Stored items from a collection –
•••

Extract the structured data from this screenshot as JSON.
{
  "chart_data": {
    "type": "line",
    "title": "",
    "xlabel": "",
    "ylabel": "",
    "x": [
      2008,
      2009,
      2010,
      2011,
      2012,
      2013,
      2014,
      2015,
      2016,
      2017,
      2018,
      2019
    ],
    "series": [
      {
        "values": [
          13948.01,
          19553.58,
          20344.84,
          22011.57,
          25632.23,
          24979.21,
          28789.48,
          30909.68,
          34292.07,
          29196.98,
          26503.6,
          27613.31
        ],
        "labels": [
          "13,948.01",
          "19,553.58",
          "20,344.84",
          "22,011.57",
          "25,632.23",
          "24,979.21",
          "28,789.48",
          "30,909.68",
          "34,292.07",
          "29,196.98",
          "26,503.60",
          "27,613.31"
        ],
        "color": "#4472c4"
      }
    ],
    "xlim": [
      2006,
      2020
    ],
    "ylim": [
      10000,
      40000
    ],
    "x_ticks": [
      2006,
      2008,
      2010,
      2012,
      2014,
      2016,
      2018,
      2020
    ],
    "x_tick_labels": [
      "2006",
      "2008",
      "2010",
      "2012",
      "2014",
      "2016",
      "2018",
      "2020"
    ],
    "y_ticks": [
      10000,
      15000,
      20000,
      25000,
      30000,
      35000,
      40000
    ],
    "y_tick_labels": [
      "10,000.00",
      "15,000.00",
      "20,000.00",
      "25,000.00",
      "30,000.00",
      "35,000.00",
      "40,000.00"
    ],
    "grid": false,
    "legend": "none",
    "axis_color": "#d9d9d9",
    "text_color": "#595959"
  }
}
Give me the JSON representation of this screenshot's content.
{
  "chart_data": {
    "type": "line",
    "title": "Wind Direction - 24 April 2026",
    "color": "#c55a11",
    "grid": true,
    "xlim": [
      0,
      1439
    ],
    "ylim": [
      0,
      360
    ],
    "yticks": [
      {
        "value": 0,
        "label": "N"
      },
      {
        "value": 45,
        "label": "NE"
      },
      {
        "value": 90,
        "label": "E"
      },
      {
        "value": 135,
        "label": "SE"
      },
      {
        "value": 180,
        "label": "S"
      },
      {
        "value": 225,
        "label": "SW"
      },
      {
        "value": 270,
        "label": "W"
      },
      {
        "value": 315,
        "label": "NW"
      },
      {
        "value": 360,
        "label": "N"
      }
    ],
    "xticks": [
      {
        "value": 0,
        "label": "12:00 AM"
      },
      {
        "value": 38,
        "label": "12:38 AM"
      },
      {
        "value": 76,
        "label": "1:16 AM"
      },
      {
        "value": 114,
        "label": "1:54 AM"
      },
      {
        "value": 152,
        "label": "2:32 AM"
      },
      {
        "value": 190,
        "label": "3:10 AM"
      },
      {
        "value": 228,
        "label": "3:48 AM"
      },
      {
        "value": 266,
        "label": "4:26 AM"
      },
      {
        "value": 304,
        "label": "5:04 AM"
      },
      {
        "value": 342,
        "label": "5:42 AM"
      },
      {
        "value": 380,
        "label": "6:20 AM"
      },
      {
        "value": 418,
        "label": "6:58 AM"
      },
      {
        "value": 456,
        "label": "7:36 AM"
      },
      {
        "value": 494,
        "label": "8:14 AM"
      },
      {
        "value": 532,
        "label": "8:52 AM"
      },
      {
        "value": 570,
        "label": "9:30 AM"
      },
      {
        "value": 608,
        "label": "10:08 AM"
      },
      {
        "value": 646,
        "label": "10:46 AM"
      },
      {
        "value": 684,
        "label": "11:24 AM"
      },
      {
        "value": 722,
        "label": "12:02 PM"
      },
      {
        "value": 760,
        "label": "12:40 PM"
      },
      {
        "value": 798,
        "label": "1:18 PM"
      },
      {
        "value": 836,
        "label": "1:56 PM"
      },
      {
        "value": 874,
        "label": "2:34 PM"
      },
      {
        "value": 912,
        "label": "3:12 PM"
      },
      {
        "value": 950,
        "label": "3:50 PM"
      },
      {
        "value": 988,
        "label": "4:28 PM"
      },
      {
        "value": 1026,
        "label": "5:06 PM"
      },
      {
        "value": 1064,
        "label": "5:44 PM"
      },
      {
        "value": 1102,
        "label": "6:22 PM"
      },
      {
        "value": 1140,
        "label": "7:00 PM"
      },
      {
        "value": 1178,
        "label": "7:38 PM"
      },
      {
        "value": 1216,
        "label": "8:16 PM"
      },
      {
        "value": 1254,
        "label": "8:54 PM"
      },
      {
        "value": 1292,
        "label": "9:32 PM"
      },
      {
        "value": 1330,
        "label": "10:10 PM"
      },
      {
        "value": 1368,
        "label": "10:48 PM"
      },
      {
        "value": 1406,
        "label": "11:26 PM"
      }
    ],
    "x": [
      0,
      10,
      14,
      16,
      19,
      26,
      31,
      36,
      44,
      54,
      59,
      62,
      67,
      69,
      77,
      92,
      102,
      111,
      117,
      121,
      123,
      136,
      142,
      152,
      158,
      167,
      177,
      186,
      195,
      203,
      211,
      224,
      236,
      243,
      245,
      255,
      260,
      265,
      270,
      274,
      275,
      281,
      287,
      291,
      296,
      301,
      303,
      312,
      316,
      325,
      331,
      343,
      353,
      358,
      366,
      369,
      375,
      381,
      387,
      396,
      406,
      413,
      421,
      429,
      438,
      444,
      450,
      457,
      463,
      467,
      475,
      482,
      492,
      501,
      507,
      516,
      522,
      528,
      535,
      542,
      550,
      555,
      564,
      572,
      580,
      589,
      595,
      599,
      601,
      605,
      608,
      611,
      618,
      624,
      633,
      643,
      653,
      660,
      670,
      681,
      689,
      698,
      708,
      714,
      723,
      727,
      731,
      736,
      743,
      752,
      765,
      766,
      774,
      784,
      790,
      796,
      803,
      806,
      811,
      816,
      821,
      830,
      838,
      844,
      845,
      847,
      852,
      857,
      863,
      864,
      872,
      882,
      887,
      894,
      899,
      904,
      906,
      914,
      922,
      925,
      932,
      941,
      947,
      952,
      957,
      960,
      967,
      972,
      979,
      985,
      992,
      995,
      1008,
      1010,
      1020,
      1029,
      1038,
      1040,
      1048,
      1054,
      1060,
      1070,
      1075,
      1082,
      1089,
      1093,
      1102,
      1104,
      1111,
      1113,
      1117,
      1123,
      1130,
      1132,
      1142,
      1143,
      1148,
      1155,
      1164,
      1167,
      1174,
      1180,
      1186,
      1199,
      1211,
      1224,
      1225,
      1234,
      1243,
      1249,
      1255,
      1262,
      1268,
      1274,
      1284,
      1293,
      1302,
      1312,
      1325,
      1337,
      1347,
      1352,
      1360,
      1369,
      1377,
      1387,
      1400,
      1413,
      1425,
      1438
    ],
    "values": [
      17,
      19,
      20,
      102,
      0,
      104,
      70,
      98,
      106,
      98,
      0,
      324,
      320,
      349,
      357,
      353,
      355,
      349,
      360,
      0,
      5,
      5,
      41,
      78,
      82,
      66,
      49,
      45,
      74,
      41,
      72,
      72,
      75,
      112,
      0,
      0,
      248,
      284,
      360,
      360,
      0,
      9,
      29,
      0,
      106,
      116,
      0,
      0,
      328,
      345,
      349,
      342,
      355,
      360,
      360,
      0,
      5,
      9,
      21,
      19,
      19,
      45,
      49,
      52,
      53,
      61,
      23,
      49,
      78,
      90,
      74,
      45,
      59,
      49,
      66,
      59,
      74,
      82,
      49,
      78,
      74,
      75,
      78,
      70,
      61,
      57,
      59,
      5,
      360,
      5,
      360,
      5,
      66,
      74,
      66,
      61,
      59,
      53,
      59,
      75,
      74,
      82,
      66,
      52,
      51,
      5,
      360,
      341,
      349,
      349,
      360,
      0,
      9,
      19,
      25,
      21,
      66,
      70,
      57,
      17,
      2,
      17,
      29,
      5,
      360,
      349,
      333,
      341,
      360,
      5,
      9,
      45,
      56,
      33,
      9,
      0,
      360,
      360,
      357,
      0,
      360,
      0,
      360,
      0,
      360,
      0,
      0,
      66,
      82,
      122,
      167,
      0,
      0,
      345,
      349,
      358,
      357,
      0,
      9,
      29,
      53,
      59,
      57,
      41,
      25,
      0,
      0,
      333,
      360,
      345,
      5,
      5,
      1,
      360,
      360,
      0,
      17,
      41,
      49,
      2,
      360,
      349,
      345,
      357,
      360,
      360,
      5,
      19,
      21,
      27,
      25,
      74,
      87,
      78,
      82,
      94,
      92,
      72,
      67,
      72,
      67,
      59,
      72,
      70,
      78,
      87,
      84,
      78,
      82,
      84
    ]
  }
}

•••

TASK TO CARRY OUT – Check every line of the data above for the string "screenshot", and copy those that have it.

RESULT OF THIS TASK –
Extract the structured data from this screenshot as JSON.
Give me the JSON representation of this screenshot's content.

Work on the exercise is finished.